— Vorliegender Text —
• • • • • • •

# Öffenlicher Bereich > Expat Forum / Auswanderer > Hausbau in Thailand >  schienes Gedanken zum Hausbau

## schiene

Ich bin immer auf der Suche nach Ideen für unseren Hausbau.Ist zwar noch genügend Zeit bis dahin aber man macht sich ja so seine Gedanken wie es aussehen sollte.
Die Größe sollte zw.120-180 m² sein.
Dieses Haus könnte mir gefallen.Der Hauptausschlagpunkt sind die großen Terrasse am Haus.
http://www.thai-land-house.com/B221A.html
Meinungen,Tips,Infos,Vorschläge sind willkommen.

----------


## Enrico

Hübsches Häuschen, aber denke mal 100 m² reichen, Somlak brauch nur ne kleine Küche   ::

----------


## odd

Ehrlich gesagt ist es ziemlich schwierig einem etwas zu Raten.
Habe schon manchen Häuser für 2-5 Mio Baht bauen sehen, letztendlich hatte er nur noch Erinnerungsbilder.
Oftmals geht der Häuslebauer mit einer Idee nach LOS, dort stellt sich heraus, dass niemand in der Lage ist diesen Wunsch nach zu fertigen.   ::  

Ich würde den Wohnraum auf nur das Nötigste beschränken. 100 qm sind vollkommen ausreichend. Das Leben der Thais oder der in Thailand lebenden Ausländer findet fast ausschliesslich ausserhalb dem Home statt, warum eine Burg? Dient letztendlich nur der Show und ich schätze Dich eher bodenständig ein.

----------


## schiene

Mit der Größe des Baues gebe ich euch natürlich vollkommen recht.Wert lege ich auf eine große überdachte Terasse.

----------


## odd

Was mir persönlich gefällt, wäre eher der überdachte Keller.   

Nee ein Haus auf Stelzen finde ich optimal; nur bei Regenzeit würde ich das Inventar eine Etage höher verlagern.

----------


## Greenhorn

Unsortiert ein paar Gedanken von mir:
Ich werde *nicht* zwei-geschossig bauen. (Treppen, Hitze steigt nach oben, ..). An dem Beispielshaus wuerde mich stoeren, es gibt lediglich eine Treppe im "aeusseren" Bereich. Im inneren/geschlossenen Bereich kann man sich auch anders gekleidet bewegen, ......
Das Haus hat zuviele Fenster, ungeschuetzt, ....

• • • • • • •

— Datenzeilen —
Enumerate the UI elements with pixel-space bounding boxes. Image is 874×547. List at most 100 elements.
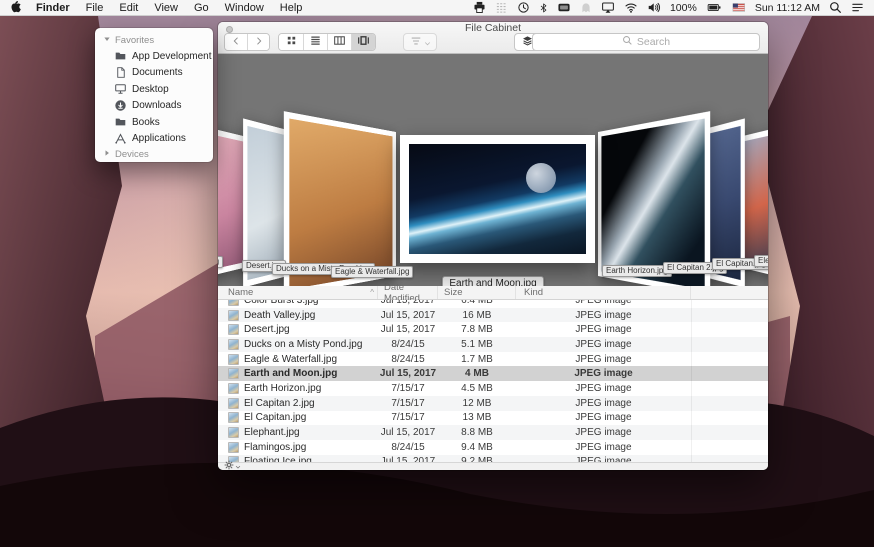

• • • • • • •

— Arbeitsanweisungen —
(a) Beantworten Sie anhand des Textes zum Hausbau in Thailand diese Fragen:
(i) Welche Größe sollte das Haus laut dem ersten Beitrag von schiene haben?
(ii) Wie viele Quadratmeter Wohnraum hält odd für vollkommen ausreichend?
(iii) Auf welche Bauweise will Greenhorn ausdrücklich verzichten?
(b) Erläutern Sie in ein bis drei Sätzen, warum Greenhorn im Text zum Hausbau in Thailand nicht zweigeschossig bauen will.
(c) Setzen Sie den Text zum Hausbau in Thailand nach seinem letzten Satz fort.

— Lösungen der Aufgaben —
(a)
(i) Zwischen 120 und 180 m².
(ii) 100 qm.
(iii) Greenhorn will nicht zweigeschossig bauen.

(b) Greenhorn lehnt ein zweigeschossiges Haus wegen der Treppen ab. Außerdem steigt die Hitze nach oben.

(c)
Die Praxis wird zeigen, da braucht man jede Menge Vorhaenge, die (teuer und) *den ganzen Tag zu sind*. Ausserdem (bitte bei den Nachbarn umschauen) sind die meist ganz schnell mit Planen und Rollos zugehaengt.
Meine Grundidee sieht bis jetzt so aus"
Eingeschossig; Innen(-Kern-)bereich mit Walmdach abgedeckt; im Giebel ein grosser Ventilator (mit Abdeckblech keine 2.000TB); Dampfsperre (z.B. Alu-Folie); 
Im Kernbereich ein groesseres Wohnzimmer und einige der sonstigen Raeume.
Dieser Kernblock wird *vollstaendig* umbaut mit einem abgeflachten Walmdach. Das Dach sollte sehr weit herunter gehen bzw. ueberstehen. 
In diesem "Umbau" wird folgendes untergebracht:
ueberdachte Anfahrt zur eigentlichen Haustuer, Garage (Car-Port;offen), Kueche, Gaeste-/Kinderzimmer, 2 Terassen (gegengesetzte Himmelsrichtungen), ...
Bei den Terassen, Garage, Anfahrt wird der Bodenbelag aus Klinkersteinen bestehen. Durch Berieselung entsteht Verdunstungskaelte. Von dort gehen ueberall im Bodenbereich moskitosichere Lueftungsschlitze *in* den Kernbereich. Von dort wird dann ueber (ebenfalls moskitosicher) Abluftgitter in der abgehaengten Decke die warme Luft vom Giebelventilator abgesaugt.
Richtige Fenster und Tueren werde ich auf das absolute Minimum zurueckfuehren. Die natuerliche Beleuchtung wird ueberwiegend durch Glasbausteine erfolgen.
Mit anderen Worten, ich werde mir einen beleuchteten Maulwurfsbunker bauen.
Als Fundament werde ich eine Bodenplatte giessen lassen, die den Kernbereich und Umbau in einem Stueck abdeckt. Alle Leitungen (auch Elektro, Telefon) werden ueber den Boden in das Haus gefuehrt.
p.s.: die eingeschossige Bauweise hat auch den Vorteil, man muss nicht soviel Rasen maehen und giessen.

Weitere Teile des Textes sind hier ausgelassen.